→ **MATERIAL TO PROCESS**

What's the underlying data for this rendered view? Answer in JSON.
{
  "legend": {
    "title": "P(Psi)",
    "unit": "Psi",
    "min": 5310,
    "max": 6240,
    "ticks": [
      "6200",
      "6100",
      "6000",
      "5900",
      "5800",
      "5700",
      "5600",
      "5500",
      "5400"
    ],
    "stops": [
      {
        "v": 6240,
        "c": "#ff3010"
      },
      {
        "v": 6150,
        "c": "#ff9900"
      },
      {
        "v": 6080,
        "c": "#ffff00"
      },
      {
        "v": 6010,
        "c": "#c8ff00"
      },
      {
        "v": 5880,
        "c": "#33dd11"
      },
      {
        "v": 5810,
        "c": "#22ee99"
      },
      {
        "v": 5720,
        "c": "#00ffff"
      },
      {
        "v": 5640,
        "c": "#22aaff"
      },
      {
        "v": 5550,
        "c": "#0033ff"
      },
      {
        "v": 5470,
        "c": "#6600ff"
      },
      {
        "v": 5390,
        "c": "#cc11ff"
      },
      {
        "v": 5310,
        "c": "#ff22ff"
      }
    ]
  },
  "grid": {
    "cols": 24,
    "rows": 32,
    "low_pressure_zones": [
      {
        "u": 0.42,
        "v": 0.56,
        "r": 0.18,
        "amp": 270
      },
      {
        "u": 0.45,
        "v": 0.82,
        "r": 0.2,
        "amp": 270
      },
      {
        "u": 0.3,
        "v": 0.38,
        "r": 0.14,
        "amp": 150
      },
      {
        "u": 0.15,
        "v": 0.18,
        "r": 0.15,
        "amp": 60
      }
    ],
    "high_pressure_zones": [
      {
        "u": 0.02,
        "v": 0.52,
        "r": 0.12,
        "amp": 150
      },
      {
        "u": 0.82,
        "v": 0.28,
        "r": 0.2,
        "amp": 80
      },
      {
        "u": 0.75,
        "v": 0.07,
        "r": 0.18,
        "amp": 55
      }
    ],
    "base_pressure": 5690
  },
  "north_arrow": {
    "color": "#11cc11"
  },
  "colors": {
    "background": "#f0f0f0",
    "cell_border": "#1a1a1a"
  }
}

--

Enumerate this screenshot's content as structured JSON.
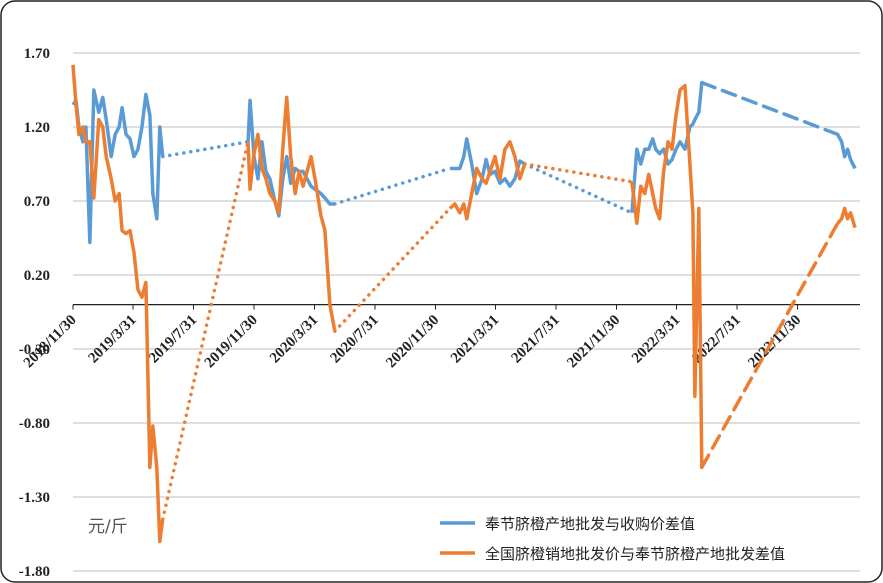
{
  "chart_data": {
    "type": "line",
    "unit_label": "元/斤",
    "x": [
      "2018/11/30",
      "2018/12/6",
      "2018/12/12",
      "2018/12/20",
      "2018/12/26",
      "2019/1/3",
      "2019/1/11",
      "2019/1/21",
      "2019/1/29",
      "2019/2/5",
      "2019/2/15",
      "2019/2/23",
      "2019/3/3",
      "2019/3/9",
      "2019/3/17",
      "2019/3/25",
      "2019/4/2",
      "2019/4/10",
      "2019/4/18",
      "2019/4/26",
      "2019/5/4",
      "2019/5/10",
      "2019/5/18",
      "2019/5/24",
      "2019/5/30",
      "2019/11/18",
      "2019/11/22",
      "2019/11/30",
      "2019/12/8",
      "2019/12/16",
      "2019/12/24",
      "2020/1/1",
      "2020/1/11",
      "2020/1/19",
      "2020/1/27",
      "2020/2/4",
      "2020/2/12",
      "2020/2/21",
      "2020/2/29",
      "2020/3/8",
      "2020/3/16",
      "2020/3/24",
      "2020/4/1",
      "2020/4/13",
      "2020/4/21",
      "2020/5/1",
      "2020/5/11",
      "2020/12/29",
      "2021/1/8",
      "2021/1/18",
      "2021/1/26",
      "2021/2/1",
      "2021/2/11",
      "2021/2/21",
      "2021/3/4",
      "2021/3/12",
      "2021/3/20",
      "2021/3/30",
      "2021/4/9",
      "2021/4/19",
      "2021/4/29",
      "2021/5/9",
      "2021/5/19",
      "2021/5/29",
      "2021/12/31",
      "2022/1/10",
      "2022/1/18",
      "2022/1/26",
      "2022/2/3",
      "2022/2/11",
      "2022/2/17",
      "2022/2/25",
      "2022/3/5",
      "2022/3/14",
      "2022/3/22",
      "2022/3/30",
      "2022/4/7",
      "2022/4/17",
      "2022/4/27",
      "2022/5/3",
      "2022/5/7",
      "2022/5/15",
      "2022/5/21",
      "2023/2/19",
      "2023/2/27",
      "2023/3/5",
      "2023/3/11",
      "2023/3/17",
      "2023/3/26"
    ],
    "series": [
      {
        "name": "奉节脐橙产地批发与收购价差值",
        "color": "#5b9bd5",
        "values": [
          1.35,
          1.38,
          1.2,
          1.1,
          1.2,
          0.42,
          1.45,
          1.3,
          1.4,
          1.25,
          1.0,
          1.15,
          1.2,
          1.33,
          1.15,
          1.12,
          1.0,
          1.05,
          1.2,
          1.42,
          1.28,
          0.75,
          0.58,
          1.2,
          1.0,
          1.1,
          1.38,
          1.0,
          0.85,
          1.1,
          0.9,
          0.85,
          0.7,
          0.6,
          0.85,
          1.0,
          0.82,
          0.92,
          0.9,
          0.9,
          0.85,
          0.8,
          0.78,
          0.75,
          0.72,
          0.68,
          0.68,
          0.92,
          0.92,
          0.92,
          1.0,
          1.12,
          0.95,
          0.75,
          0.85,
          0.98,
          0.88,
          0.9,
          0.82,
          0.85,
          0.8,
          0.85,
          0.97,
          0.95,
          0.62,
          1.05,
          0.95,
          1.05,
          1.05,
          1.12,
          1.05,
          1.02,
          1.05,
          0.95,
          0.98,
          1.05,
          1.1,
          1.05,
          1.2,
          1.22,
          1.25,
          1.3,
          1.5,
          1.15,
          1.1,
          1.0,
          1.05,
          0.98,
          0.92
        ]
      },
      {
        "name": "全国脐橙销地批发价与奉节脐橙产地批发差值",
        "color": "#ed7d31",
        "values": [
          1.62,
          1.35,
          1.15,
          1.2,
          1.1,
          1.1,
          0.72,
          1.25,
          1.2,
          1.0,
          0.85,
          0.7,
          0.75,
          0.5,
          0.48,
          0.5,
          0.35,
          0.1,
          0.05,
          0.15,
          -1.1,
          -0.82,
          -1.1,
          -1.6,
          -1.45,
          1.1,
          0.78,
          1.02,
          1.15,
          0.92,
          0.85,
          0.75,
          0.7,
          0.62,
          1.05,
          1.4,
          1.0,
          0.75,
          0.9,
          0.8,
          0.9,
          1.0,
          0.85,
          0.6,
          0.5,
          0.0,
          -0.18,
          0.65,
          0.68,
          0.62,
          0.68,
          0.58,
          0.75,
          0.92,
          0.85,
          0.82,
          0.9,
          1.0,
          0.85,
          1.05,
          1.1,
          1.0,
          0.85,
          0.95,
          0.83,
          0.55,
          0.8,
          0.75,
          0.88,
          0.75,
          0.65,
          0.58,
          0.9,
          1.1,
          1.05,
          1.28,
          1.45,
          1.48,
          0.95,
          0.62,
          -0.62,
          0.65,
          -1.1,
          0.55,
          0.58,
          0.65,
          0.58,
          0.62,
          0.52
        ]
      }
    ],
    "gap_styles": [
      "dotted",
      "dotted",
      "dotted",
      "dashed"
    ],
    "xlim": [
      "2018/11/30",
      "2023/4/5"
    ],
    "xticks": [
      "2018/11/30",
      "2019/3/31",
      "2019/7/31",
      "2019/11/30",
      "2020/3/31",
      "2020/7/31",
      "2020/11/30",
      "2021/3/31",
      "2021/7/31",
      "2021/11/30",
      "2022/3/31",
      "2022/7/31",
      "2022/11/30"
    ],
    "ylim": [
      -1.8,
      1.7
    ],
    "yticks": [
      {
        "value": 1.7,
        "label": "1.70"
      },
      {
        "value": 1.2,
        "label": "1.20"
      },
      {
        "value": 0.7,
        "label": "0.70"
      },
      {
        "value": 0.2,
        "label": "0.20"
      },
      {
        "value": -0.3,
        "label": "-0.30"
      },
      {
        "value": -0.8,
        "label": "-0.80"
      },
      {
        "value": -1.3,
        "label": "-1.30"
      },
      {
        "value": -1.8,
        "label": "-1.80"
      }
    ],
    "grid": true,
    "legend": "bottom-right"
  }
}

→ **THE REQUEST**
Go through the material above and copy each line that has the word "JSON".

→ **CORRECT RESPONSE**
What's the underlying data for this rendered view? Answer in JSON.
Enumerate this screenshot's content as structured JSON.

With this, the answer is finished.